start Record list

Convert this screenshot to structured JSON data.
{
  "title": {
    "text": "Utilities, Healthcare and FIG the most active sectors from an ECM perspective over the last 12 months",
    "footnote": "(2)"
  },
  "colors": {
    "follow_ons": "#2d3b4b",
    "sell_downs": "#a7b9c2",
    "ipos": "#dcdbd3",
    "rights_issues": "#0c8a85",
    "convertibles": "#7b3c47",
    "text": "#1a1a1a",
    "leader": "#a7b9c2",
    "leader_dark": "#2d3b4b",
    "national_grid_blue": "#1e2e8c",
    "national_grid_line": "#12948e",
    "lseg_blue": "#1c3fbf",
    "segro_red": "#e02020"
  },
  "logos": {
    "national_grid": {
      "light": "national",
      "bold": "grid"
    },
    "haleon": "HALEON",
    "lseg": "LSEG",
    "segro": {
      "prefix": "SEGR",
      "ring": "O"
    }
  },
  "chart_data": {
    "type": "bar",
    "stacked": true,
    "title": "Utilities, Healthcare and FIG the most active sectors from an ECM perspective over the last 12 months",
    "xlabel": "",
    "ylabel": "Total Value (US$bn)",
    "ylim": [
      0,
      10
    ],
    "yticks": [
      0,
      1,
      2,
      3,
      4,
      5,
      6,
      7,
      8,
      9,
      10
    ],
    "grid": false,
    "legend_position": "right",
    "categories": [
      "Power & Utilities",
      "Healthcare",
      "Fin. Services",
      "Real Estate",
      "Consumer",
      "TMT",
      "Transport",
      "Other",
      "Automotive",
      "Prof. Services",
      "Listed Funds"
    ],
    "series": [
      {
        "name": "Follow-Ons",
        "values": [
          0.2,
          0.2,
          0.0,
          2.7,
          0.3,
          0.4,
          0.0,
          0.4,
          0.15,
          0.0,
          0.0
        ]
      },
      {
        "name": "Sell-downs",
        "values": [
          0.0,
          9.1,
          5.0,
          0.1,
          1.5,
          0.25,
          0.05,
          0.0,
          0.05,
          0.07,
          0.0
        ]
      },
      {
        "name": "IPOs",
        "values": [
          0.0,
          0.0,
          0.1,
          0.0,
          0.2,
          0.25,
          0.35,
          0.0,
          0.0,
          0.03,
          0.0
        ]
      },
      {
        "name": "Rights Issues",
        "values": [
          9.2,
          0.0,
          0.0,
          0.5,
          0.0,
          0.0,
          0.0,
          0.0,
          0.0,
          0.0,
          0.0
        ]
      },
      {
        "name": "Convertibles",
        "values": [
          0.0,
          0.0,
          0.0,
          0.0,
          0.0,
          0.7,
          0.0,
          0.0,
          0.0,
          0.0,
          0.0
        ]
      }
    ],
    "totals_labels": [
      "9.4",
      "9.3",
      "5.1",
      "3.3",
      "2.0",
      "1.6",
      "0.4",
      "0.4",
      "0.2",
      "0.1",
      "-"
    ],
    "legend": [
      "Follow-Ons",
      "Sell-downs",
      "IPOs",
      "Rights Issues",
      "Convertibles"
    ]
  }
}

end Record list
start Record list

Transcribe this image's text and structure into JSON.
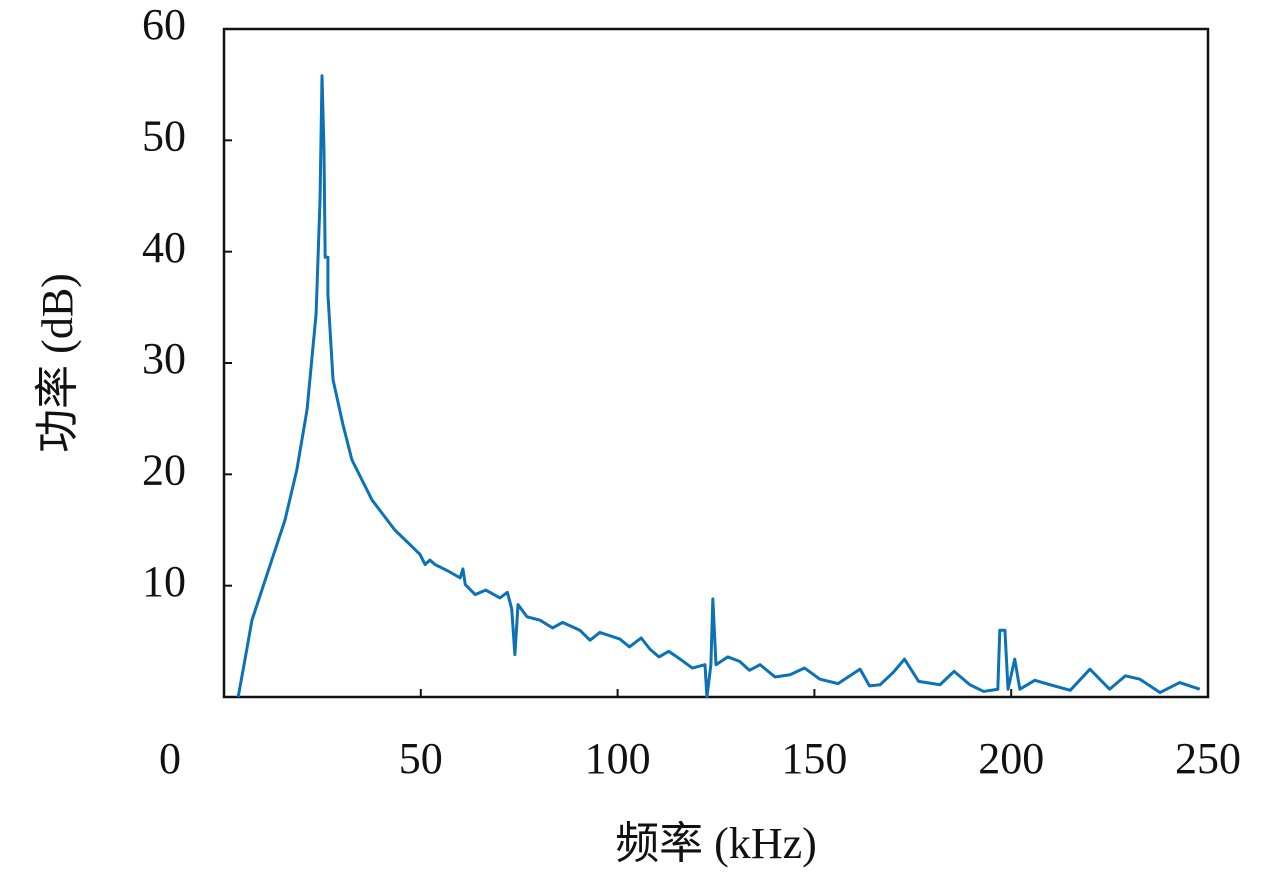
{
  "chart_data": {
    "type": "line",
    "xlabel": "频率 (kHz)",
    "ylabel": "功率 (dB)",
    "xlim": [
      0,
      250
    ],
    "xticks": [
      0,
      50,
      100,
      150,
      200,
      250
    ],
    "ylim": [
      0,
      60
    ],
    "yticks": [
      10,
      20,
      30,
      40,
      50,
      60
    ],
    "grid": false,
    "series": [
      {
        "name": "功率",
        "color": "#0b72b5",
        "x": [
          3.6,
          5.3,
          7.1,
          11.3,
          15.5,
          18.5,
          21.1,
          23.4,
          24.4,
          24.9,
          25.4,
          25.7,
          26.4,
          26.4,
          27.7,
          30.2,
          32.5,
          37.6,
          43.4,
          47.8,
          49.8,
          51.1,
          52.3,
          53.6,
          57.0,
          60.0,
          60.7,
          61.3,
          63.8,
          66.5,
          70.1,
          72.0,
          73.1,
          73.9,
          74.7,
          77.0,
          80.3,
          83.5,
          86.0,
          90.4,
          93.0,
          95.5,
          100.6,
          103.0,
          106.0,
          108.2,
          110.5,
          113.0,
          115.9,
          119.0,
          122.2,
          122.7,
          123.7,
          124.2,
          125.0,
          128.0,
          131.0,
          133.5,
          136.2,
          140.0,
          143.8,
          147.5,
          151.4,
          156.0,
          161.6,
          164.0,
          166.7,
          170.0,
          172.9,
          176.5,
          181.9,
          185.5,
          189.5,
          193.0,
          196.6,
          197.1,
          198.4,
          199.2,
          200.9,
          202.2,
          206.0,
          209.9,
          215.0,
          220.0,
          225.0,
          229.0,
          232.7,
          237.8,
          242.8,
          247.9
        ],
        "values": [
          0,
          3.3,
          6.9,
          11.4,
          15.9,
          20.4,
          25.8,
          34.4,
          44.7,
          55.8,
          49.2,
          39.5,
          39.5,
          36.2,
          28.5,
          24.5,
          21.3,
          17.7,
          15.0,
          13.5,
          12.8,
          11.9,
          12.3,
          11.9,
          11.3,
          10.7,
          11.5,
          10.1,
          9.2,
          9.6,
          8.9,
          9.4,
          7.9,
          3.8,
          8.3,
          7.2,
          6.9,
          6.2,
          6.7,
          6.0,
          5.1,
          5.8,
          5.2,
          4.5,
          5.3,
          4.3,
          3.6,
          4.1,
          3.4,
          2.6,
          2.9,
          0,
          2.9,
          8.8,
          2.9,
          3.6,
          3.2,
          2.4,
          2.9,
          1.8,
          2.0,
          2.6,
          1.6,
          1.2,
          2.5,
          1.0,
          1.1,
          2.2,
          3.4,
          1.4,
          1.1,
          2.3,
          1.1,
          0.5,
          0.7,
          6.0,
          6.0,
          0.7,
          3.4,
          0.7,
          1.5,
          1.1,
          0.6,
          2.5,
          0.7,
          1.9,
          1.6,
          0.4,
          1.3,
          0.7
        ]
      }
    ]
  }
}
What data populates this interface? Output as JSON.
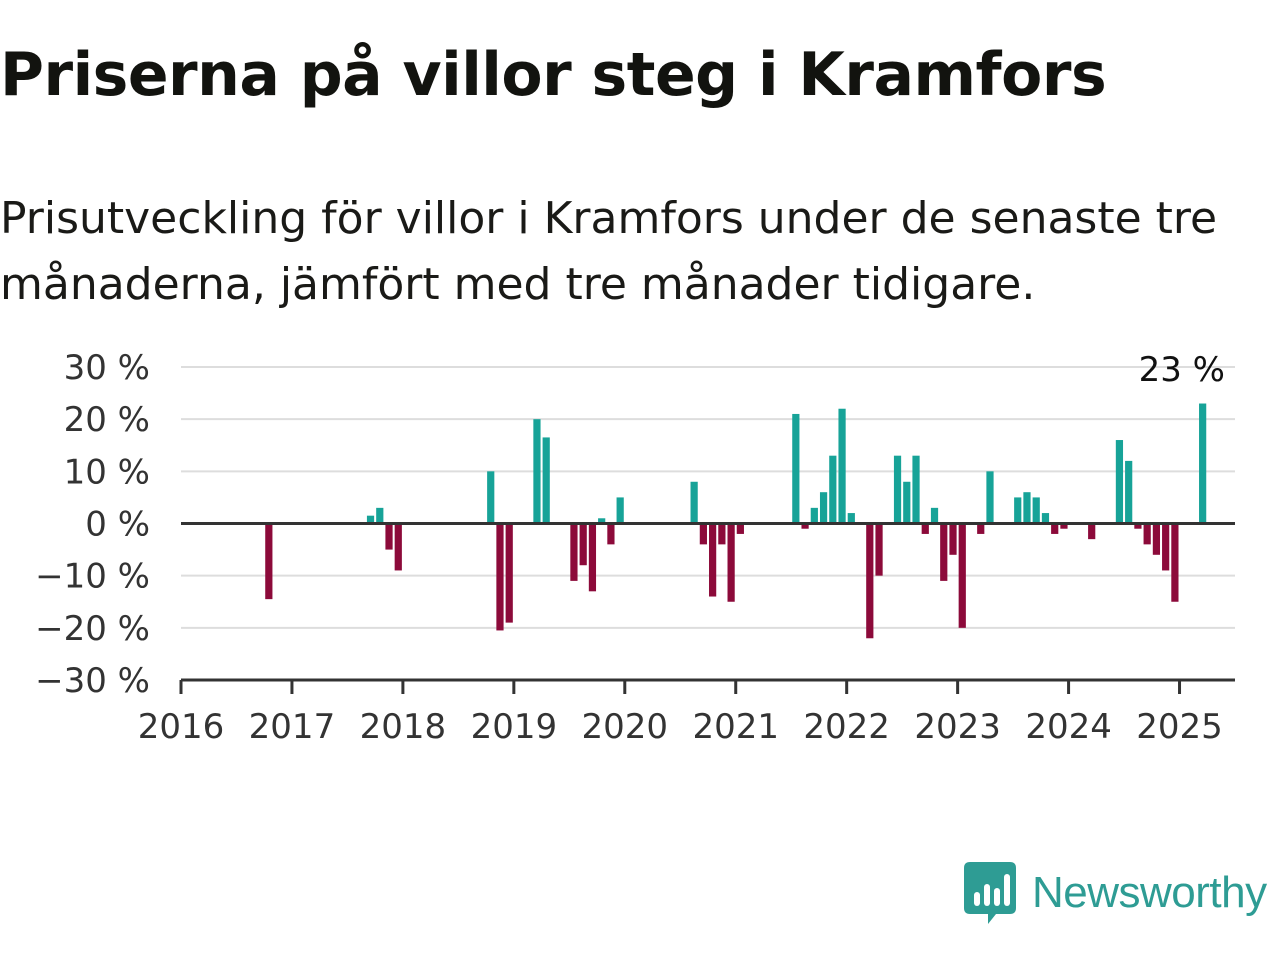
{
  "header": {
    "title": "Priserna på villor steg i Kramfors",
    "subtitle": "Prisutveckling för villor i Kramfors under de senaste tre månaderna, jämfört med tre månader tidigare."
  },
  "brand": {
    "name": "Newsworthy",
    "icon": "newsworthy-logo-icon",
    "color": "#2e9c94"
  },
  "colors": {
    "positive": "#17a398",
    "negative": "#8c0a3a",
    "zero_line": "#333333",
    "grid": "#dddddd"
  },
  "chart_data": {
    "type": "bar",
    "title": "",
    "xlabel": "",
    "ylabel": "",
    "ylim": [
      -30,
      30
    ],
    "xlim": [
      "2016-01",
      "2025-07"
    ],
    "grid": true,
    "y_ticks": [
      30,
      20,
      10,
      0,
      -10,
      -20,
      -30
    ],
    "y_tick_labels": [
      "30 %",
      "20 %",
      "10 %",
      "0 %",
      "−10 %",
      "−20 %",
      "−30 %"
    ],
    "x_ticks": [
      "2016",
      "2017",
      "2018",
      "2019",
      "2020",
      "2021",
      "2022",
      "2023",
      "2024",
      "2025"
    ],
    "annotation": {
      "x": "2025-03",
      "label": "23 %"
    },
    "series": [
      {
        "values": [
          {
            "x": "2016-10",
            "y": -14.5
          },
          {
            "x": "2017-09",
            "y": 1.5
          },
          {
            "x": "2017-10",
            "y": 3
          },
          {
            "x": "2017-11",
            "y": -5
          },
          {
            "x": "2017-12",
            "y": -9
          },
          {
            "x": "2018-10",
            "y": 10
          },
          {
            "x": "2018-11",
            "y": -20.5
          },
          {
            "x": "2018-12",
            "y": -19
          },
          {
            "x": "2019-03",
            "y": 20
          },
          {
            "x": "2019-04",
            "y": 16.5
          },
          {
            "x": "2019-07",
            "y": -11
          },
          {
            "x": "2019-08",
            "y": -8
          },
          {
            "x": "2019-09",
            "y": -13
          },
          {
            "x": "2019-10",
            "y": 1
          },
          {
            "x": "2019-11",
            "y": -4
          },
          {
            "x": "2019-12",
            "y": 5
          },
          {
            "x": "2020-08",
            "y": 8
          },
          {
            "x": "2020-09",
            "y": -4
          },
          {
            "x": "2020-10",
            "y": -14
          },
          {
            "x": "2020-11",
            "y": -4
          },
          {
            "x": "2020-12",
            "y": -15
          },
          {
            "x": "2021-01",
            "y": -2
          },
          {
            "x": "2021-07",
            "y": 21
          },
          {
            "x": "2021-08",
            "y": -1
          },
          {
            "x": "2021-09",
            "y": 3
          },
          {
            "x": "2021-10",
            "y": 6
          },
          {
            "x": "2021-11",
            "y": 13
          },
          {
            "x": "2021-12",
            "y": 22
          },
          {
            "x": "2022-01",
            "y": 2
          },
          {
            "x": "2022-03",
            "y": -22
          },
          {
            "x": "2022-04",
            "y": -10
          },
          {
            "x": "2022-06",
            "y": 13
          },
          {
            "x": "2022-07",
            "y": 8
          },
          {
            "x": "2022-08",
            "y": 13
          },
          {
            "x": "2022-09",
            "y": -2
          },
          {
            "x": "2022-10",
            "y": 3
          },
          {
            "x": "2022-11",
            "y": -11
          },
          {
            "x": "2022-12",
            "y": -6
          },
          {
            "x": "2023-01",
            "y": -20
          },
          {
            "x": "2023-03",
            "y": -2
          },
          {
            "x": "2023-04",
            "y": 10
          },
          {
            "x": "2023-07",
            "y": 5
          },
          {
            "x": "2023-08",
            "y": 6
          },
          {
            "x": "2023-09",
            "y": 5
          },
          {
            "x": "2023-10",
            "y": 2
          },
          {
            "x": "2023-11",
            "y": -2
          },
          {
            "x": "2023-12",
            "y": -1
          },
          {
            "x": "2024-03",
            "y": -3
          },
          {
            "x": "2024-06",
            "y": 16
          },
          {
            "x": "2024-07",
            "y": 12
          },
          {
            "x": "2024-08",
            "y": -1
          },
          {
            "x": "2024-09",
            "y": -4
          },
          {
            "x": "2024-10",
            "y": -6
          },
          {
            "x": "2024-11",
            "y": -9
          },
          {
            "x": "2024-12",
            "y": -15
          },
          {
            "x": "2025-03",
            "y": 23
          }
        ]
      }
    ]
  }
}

end Record list

#### Exercise requirements
From the data above, copy each line that has the string "this".

#### Correct response
Convert this screenshot to structured JSON data.
Transcribe this image's text and structure into JSON.
What data populates this interface? Output as JSON.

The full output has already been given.